*Problem description*
Find each line holding "patterns" and copy it out.

*Input for this task*

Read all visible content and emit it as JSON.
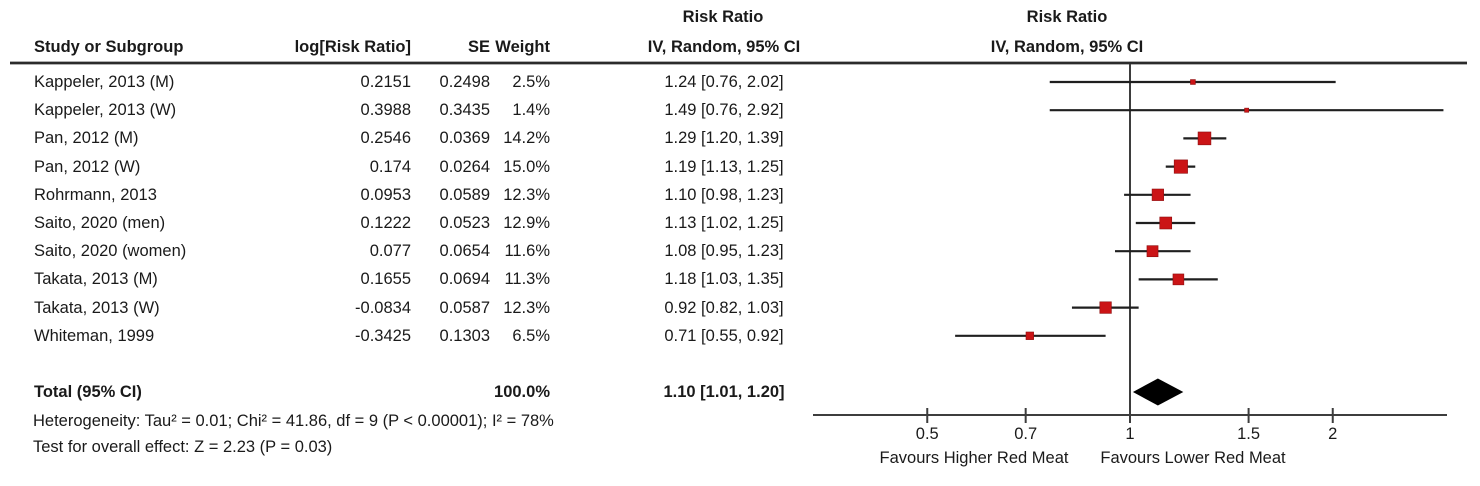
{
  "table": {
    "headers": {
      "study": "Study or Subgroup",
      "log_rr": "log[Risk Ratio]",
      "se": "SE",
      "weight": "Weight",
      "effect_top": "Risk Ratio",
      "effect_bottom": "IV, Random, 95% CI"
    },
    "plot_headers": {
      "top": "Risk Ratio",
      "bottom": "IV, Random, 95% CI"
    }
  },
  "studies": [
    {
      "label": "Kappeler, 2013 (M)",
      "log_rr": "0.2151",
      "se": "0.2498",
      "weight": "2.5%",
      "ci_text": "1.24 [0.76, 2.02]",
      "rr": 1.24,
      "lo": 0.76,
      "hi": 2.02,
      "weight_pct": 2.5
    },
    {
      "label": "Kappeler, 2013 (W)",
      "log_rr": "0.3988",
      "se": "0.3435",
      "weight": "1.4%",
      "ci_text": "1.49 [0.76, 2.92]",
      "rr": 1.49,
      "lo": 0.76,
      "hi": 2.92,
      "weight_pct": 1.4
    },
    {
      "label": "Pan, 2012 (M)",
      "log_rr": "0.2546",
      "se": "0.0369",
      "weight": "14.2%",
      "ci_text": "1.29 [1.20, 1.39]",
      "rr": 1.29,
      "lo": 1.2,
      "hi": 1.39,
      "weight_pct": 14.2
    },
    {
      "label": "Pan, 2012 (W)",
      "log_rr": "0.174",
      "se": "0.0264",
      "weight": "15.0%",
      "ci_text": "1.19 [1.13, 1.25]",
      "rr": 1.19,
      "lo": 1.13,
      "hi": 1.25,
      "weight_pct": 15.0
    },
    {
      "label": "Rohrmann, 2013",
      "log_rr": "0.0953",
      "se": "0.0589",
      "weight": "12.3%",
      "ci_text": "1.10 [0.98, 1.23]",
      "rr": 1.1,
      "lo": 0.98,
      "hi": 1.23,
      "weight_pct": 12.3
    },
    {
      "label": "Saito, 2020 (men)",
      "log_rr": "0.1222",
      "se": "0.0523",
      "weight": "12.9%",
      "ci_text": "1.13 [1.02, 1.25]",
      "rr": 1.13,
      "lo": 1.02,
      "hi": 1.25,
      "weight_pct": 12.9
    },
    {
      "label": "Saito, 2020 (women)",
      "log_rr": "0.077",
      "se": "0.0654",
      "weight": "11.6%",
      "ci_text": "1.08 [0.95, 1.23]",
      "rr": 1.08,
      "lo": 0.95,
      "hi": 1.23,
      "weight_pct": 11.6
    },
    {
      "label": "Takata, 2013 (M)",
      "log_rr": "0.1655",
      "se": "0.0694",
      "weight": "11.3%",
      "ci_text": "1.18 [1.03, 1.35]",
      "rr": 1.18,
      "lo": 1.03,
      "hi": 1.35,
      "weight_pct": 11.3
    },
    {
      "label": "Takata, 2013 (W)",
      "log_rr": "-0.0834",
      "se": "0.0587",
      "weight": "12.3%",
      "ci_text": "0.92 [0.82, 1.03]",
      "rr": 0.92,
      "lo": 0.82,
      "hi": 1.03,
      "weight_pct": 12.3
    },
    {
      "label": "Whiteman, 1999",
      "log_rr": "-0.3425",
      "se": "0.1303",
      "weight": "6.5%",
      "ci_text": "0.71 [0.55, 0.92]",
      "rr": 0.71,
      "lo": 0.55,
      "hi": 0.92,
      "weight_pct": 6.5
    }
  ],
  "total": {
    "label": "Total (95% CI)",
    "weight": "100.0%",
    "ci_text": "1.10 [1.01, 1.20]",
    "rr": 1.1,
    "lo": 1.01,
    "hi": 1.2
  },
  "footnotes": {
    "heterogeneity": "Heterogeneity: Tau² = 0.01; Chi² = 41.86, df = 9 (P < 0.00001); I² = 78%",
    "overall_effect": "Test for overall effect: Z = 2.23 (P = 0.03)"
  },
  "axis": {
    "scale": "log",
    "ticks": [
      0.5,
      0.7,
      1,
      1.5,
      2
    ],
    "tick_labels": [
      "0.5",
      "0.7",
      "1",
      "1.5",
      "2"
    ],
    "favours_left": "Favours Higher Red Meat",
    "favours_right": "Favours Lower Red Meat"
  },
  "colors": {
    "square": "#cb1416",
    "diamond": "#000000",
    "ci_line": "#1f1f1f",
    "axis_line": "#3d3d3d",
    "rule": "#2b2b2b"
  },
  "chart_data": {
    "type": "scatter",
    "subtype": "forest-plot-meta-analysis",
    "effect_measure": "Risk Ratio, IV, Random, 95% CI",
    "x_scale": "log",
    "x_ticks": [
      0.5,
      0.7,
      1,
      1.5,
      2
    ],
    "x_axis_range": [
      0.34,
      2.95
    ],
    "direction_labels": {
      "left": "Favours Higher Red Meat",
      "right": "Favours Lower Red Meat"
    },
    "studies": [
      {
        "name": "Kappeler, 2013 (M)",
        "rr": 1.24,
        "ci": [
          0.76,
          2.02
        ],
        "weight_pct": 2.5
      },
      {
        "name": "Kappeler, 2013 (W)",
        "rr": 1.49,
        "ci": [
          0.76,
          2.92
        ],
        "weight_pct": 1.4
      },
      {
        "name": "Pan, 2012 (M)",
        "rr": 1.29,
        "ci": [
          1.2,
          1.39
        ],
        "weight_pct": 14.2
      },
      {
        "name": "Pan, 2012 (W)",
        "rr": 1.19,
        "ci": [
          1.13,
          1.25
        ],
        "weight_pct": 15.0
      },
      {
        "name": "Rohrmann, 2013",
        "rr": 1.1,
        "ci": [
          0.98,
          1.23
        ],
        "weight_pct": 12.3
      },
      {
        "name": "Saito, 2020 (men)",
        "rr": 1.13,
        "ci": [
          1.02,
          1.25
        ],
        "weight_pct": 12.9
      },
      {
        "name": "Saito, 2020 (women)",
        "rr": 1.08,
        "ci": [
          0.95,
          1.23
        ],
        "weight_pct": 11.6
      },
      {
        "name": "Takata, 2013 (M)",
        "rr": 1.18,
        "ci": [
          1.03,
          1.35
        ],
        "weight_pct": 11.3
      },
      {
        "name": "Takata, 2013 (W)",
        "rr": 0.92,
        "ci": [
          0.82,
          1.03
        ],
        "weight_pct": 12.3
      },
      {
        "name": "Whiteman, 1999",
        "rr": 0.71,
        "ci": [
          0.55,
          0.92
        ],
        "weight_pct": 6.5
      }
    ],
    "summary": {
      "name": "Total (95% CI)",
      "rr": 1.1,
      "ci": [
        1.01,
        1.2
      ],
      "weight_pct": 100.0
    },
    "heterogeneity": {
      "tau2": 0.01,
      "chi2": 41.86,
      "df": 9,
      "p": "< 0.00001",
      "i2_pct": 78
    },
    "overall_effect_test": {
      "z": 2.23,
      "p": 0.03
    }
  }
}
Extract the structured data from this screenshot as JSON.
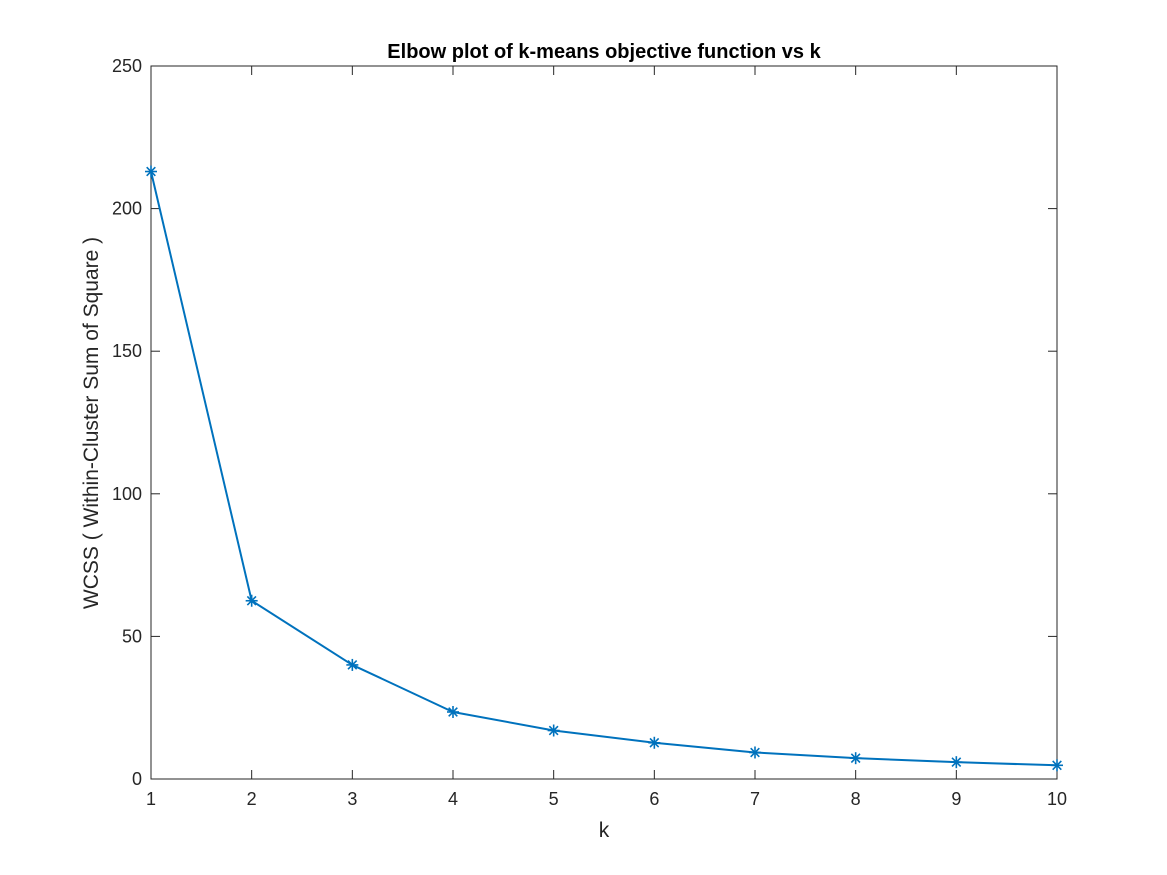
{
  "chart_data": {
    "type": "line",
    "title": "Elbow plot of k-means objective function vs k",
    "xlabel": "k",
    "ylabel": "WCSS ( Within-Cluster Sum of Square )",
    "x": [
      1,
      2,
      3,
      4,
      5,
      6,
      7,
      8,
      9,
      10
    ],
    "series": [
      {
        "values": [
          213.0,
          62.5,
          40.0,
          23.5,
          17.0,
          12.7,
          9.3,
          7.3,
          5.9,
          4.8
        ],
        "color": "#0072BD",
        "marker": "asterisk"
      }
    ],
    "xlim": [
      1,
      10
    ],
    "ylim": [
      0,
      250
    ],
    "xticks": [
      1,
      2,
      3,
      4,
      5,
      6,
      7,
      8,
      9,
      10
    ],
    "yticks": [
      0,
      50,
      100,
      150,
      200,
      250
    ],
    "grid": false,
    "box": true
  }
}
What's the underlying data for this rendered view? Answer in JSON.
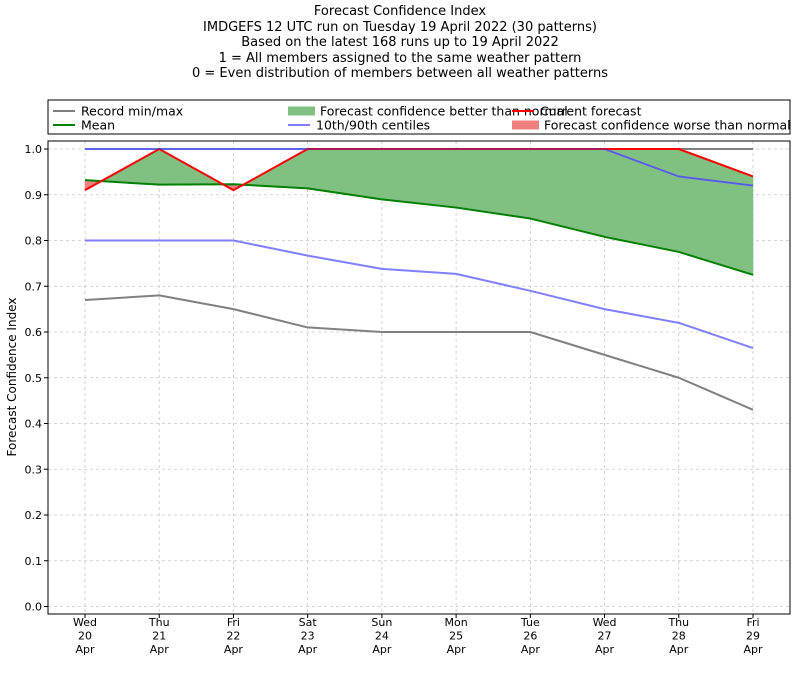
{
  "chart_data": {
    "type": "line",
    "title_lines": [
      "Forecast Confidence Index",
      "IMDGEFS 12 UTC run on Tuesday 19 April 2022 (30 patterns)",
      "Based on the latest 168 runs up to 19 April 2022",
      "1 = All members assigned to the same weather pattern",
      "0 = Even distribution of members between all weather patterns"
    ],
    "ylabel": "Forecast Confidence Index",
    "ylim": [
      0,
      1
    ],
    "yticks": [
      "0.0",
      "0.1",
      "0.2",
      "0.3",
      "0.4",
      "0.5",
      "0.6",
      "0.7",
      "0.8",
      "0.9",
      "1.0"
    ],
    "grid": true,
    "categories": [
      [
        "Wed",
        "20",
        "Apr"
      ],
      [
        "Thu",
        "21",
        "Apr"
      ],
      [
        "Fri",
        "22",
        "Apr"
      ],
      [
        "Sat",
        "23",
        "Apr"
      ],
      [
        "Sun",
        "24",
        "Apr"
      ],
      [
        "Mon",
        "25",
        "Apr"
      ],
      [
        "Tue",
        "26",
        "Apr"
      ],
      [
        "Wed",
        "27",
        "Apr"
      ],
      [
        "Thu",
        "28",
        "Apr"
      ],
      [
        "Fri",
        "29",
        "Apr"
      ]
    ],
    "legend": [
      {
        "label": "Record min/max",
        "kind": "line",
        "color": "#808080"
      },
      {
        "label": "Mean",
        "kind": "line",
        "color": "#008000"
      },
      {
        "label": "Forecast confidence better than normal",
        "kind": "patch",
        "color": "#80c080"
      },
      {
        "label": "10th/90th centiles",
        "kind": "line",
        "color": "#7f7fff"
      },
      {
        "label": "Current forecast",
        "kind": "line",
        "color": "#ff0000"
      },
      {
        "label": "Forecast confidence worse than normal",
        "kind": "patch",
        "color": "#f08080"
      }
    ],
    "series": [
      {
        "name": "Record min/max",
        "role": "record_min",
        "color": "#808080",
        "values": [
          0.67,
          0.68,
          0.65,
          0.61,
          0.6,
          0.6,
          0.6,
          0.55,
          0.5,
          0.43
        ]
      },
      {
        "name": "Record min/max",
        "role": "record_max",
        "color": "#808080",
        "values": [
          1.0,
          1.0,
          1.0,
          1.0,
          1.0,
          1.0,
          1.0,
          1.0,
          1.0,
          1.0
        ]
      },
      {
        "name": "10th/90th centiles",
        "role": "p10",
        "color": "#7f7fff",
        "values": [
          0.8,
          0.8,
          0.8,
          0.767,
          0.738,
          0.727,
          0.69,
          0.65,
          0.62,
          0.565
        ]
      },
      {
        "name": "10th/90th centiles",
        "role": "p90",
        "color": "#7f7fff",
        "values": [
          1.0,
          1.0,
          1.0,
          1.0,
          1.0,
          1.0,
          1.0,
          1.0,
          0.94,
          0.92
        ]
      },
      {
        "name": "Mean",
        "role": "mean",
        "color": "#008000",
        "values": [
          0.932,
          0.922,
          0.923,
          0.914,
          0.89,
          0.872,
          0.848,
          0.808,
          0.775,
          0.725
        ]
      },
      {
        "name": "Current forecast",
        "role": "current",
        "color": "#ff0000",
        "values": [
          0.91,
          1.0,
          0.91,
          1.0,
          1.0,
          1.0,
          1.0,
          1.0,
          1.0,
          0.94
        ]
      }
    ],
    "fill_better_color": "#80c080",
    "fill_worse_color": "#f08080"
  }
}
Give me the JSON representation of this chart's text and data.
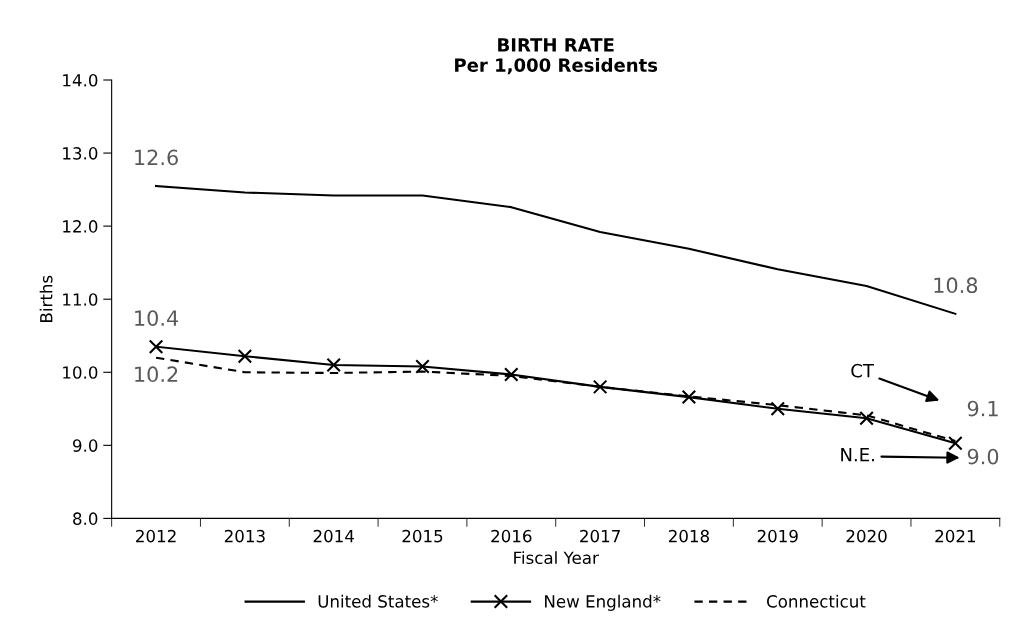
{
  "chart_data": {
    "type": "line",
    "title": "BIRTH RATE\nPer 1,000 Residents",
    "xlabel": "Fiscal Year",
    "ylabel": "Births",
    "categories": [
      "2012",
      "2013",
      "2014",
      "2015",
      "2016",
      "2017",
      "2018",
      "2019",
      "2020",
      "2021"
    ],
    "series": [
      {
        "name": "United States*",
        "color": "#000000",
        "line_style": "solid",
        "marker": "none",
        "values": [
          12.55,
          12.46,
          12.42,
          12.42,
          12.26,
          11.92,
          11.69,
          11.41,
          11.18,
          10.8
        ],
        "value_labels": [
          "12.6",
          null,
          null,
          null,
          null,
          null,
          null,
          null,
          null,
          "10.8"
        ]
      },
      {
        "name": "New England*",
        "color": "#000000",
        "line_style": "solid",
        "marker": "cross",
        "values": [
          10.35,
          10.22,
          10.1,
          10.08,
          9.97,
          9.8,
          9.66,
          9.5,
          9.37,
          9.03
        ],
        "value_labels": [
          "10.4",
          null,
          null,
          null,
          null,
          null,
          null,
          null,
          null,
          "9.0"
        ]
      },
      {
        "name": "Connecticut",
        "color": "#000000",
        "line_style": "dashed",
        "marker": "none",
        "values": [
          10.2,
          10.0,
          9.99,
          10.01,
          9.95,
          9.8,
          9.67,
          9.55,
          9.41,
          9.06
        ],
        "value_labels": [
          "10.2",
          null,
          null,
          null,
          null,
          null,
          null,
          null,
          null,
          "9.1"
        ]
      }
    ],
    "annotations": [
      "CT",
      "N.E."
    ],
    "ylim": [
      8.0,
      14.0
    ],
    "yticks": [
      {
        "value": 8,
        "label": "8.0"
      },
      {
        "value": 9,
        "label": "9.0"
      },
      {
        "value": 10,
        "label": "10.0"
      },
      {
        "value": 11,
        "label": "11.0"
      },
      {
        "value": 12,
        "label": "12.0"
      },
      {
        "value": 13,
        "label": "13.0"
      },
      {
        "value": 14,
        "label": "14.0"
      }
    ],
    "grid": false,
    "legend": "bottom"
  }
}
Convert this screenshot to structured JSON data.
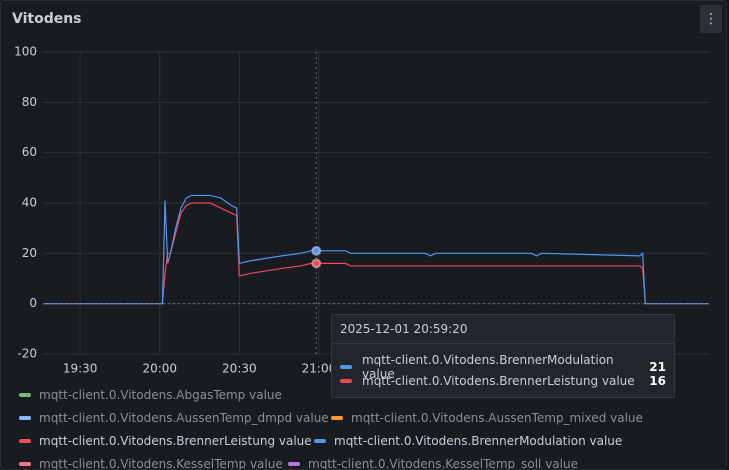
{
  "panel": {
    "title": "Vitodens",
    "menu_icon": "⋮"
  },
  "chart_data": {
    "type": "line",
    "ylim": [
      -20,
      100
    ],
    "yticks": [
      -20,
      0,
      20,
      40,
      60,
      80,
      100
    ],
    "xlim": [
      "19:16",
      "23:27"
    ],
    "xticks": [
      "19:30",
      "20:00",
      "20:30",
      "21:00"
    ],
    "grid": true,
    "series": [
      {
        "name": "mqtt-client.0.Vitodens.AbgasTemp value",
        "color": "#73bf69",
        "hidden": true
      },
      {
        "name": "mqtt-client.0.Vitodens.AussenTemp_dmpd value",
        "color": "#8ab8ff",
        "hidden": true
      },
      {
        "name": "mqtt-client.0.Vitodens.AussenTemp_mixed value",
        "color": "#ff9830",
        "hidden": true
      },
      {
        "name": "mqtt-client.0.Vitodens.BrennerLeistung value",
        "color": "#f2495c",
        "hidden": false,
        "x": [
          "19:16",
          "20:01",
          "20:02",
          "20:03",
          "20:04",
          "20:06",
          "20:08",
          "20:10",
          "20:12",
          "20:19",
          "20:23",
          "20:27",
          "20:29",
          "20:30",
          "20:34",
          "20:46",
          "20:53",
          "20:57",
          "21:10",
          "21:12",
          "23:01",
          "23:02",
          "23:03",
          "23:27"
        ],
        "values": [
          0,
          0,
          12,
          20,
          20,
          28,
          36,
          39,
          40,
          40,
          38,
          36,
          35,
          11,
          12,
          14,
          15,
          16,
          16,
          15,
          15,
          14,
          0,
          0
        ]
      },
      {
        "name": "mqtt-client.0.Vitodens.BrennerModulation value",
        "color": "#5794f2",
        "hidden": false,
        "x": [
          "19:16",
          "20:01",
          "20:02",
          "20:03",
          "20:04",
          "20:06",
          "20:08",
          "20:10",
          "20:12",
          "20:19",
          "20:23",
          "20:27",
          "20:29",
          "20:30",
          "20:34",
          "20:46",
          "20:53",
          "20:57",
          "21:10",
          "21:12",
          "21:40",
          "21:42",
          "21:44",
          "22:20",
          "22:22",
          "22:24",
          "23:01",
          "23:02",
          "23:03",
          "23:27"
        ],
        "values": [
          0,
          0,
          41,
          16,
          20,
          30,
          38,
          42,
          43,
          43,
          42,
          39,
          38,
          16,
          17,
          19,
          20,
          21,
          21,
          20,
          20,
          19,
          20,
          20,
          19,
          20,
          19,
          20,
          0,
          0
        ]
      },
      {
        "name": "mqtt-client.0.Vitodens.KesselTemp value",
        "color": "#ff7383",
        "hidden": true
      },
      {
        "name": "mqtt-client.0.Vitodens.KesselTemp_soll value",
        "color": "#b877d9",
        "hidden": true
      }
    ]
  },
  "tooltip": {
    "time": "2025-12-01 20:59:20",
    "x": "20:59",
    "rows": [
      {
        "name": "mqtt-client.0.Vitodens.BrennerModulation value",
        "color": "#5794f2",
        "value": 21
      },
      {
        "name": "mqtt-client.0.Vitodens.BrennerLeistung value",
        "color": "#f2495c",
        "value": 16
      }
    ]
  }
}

*Full output*
      "IMDGEFS 12 UTC run on Tuesday 19 April 2022 (30 patterns)",
      "0 = Even distribution of members between all weather patterns"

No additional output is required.